• **GOAL**
Gather the lines that hold the string "topsage".

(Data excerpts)
.....

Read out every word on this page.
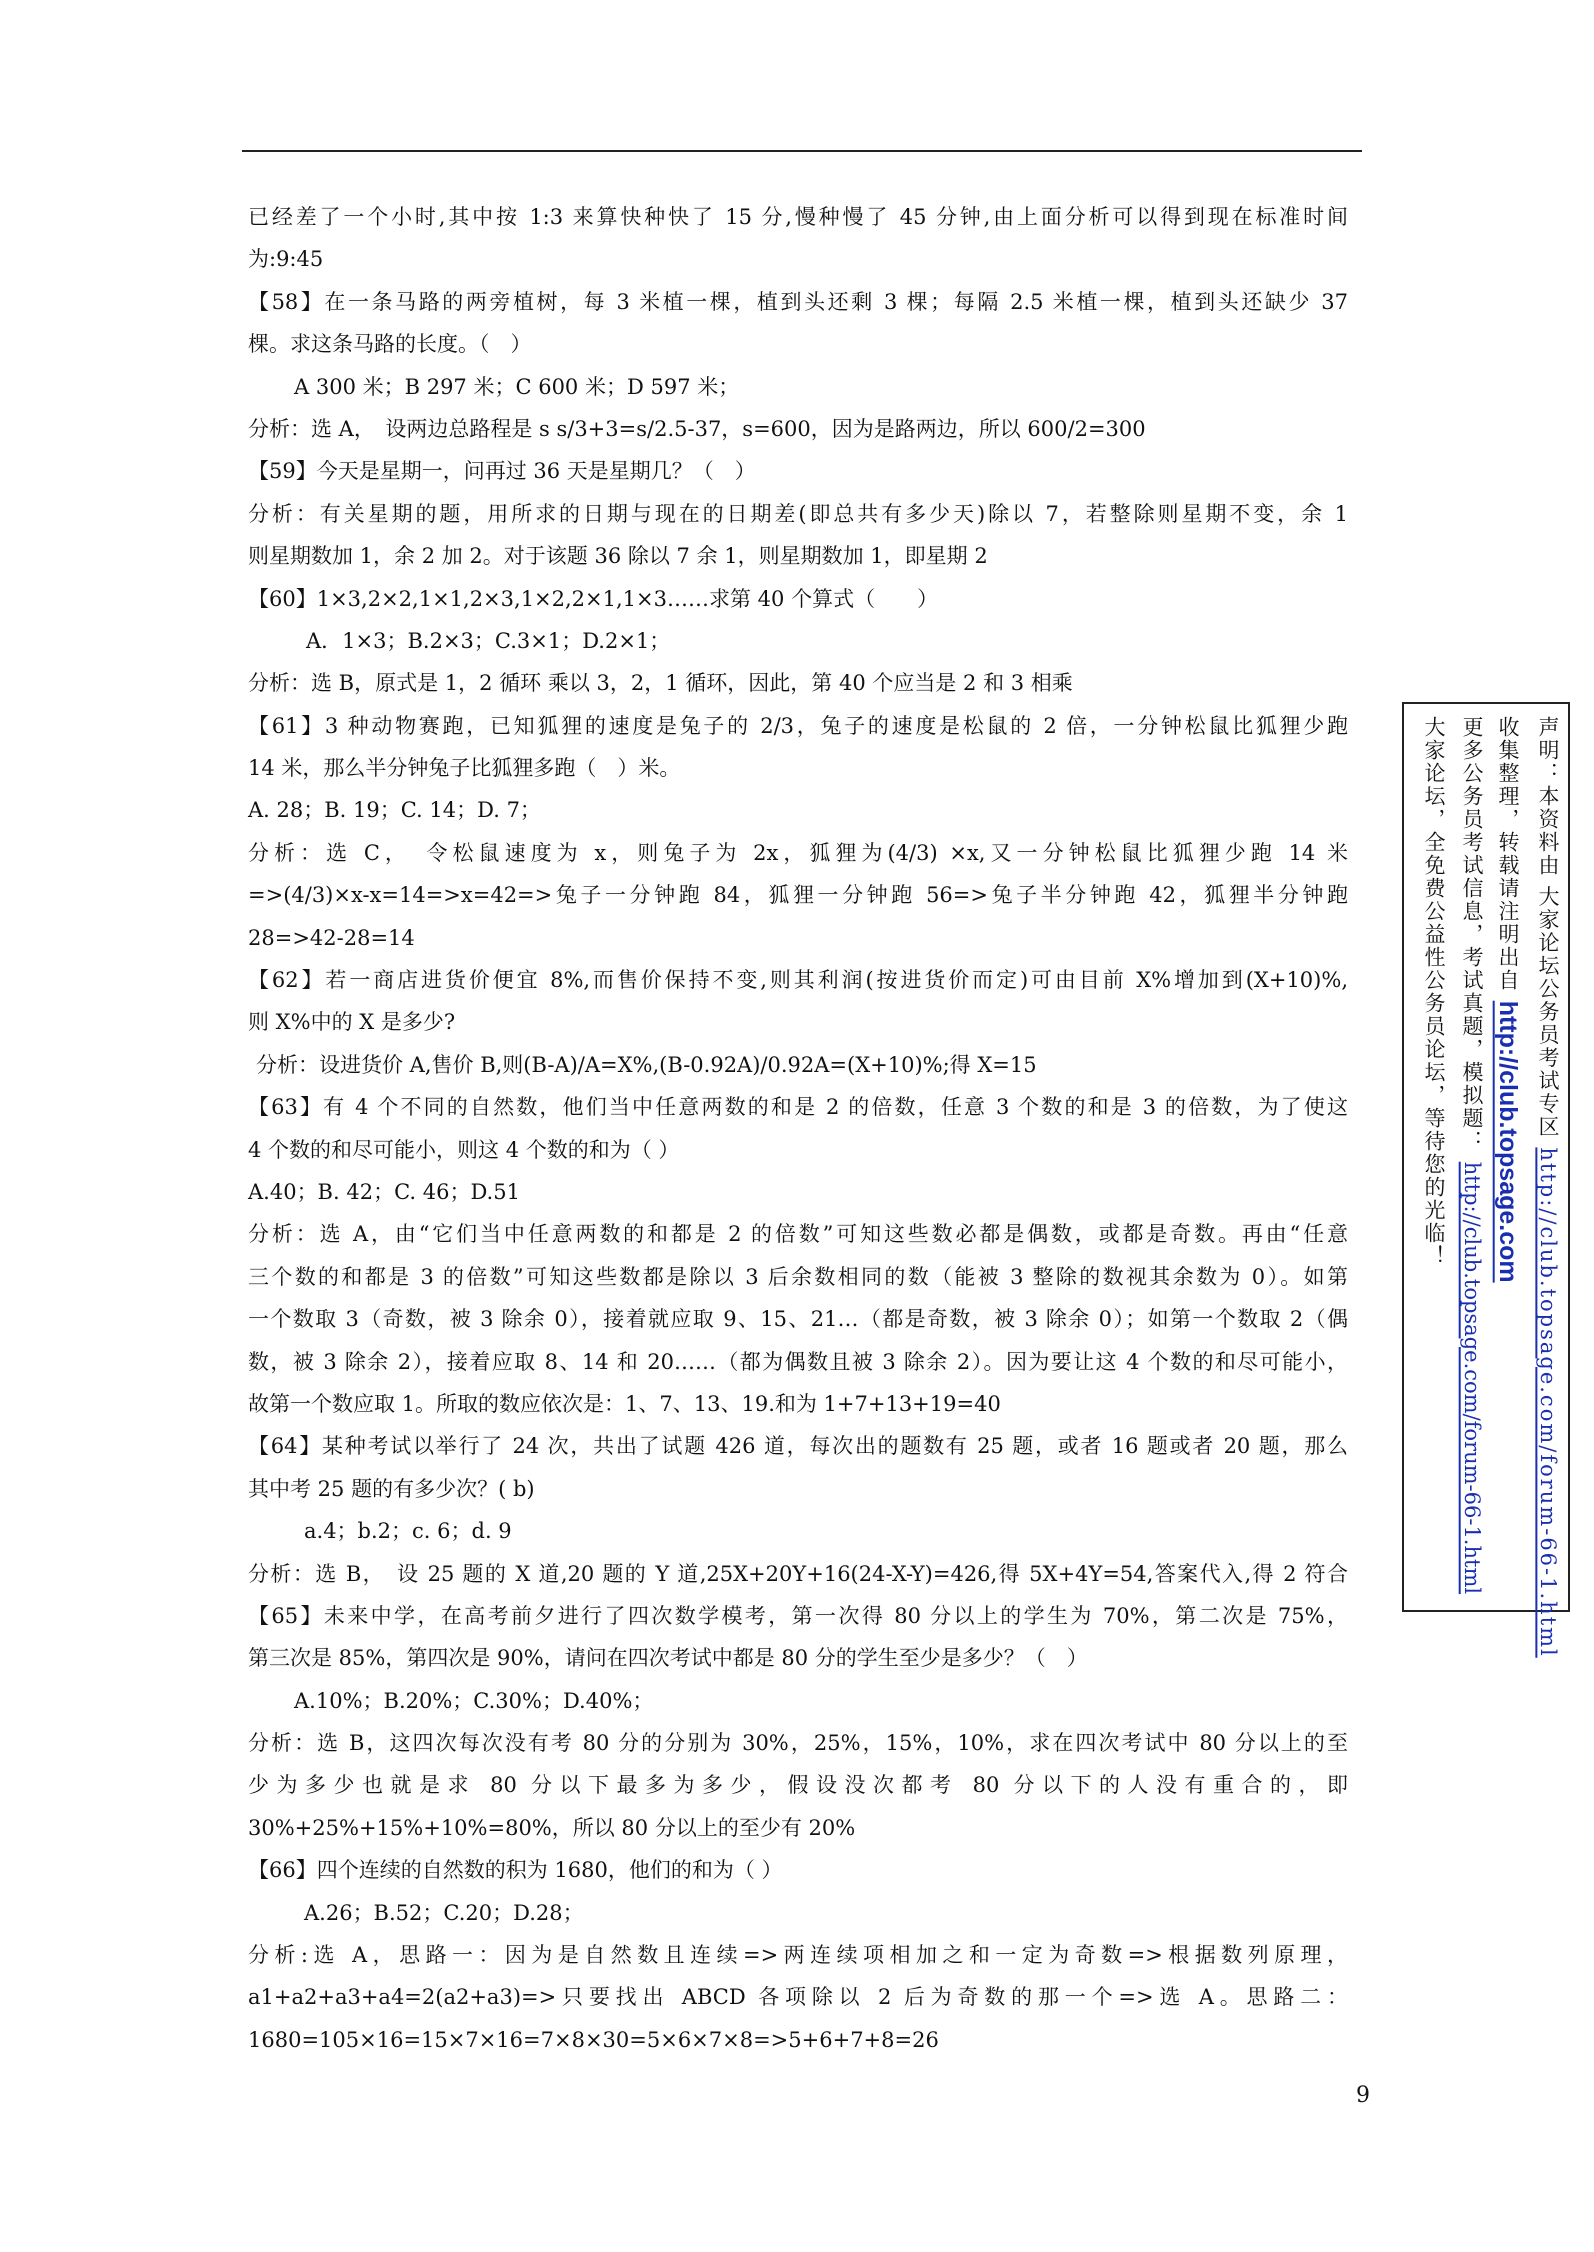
已经差了一个小时,其中按 1:3 来算快种快了 15 分,慢种慢了 45 分钟,由上面分析可以得到现在标准时间
为:9:45
【58】在一条马路的两旁植树，每 3 米植一棵，植到头还剩 3 棵；每隔 2.5 米植一棵，植到头还缺少 37
棵。求这条马路的长度。（　）
A 300 米；B 297 米；C 600 米；D 597 米；
分析：选 A，　设两边总路程是 s s/3+3=s/2.5-37，s=600，因为是路两边，所以 600/2=300
【59】今天是星期一，问再过 36 天是星期几？（　）
分析：有关星期的题，用所求的日期与现在的日期差(即总共有多少天)除以 7，若整除则星期不变，余 1
则星期数加 1，余 2 加 2。对于该题 36 除以 7 余 1，则星期数加 1，即星期 2
【60】1×3,2×2,1×1,2×3,1×2,2×1,1×3……求第 40 个算式（　　）
A．1×3；B.2×3；C.3×1；D.2×1；
分析：选 B，原式是 1，2 循环 乘以 3，2，1 循环，因此，第 40 个应当是 2 和 3 相乘
【61】3 种动物赛跑，已知狐狸的速度是兔子的 2/3，兔子的速度是松鼠的 2 倍，一分钟松鼠比狐狸少跑
14 米，那么半分钟兔子比狐狸多跑（　）米。
A. 28；B. 19；C. 14；D. 7；
分析：选 C，　令松鼠速度为 x，则兔子为 2x，狐狸为(4/3) ×x,又一分钟松鼠比狐狸少跑 14 米
=>(4/3)×x-x=14=>x=42=>兔子一分钟跑 84，狐狸一分钟跑 56=>兔子半分钟跑 42，狐狸半分钟跑
28=>42-28=14
【62】若一商店进货价便宜 8%,而售价保持不变,则其利润(按进货价而定)可由目前 X%增加到(X+10)%,
则 X%中的 X 是多少?
分析：设进货价 A,售价 B,则(B-A)/A=X%,(B-0.92A)/0.92A=(X+10)%;得 X=15
【63】有 4 个不同的自然数，他们当中任意两数的和是 2 的倍数，任意 3 个数的和是 3 的倍数，为了使这
4 个数的和尽可能小，则这 4 个数的和为（ ）
A.40；B. 42；C. 46；D.51
分析：选 A，由“它们当中任意两数的和都是 2 的倍数”可知这些数必都是偶数，或都是奇数。再由“任意
三个数的和都是 3 的倍数”可知这些数都是除以 3 后余数相同的数（能被 3 整除的数视其余数为 0）。如第
一个数取 3（奇数，被 3 除余 0），接着就应取 9、15、21…（都是奇数，被 3 除余 0）；如第一个数取 2（偶
数，被 3 除余 2），接着应取 8、14 和 20……（都为偶数且被 3 除余 2）。因为要让这 4 个数的和尽可能小，
故第一个数应取 1。所取的数应依次是：1、7、13、19.和为 1+7+13+19=40
【64】某种考试以举行了 24 次，共出了试题 426 道，每次出的题数有 25 题，或者 16 题或者 20 题，那么
其中考 25 题的有多少次？( b)
a.4；b.2；c. 6；d. 9
分析：选 B，　设 25 题的 X 道,20 题的 Y 道,25X+20Y+16(24-X-Y)=426,得 5X+4Y=54,答案代入,得 2 符合
【65】未来中学，在高考前夕进行了四次数学模考，第一次得 80 分以上的学生为 70%，第二次是 75%，
第三次是 85%，第四次是 90%，请问在四次考试中都是 80 分的学生至少是多少？（　）
A.10%；B.20%；C.30%；D.40%；
分析：选 B，这四次每次没有考 80 分的分别为 30%，25%，15%，10%，求在四次考试中 80 分以上的至
少为多少也就是求 80 分以下最多为多少，假设没次都考 80 分以下的人没有重合的，即
30%+25%+15%+10%=80%，所以 80 分以上的至少有 20%
【66】四个连续的自然数的积为 1680，他们的和为（ ）
A.26；B.52；C.20；D.28；
分析:选 A，思路一：因为是自然数且连续=>两连续项相加之和一定为奇数=>根据数列原理，
a1+a2+a3+a4=2(a2+a3)=>只要找出 ABCD 各项除以 2 后为奇数的那一个=>选 A。思路二：
1680=105×16=15×7×16=7×8×30=5×6×7×8=>5+6+7+8=26
声明：本资料由 大家论坛公务员考试专区 http://club.topsage.com/forum-66-1.html
收集整理，转载请注明出自 http://club.topsage.com
更多公务员考试信息，考试真题，模拟题： http://club.topsage.com/forum-66-1.html
大家论坛，全免费公益性公务员论坛，等待您的光临！
9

.....

• **OUTPUT OF THE EXERCISE**
声明：本资料由 大家论坛公务员考试专区 http://club.topsage.com/forum-66-1.html
收集整理，转载请注明出自 http://club.topsage.com
更多公务员考试信息，考试真题，模拟题： http://club.topsage.com/forum-66-1.html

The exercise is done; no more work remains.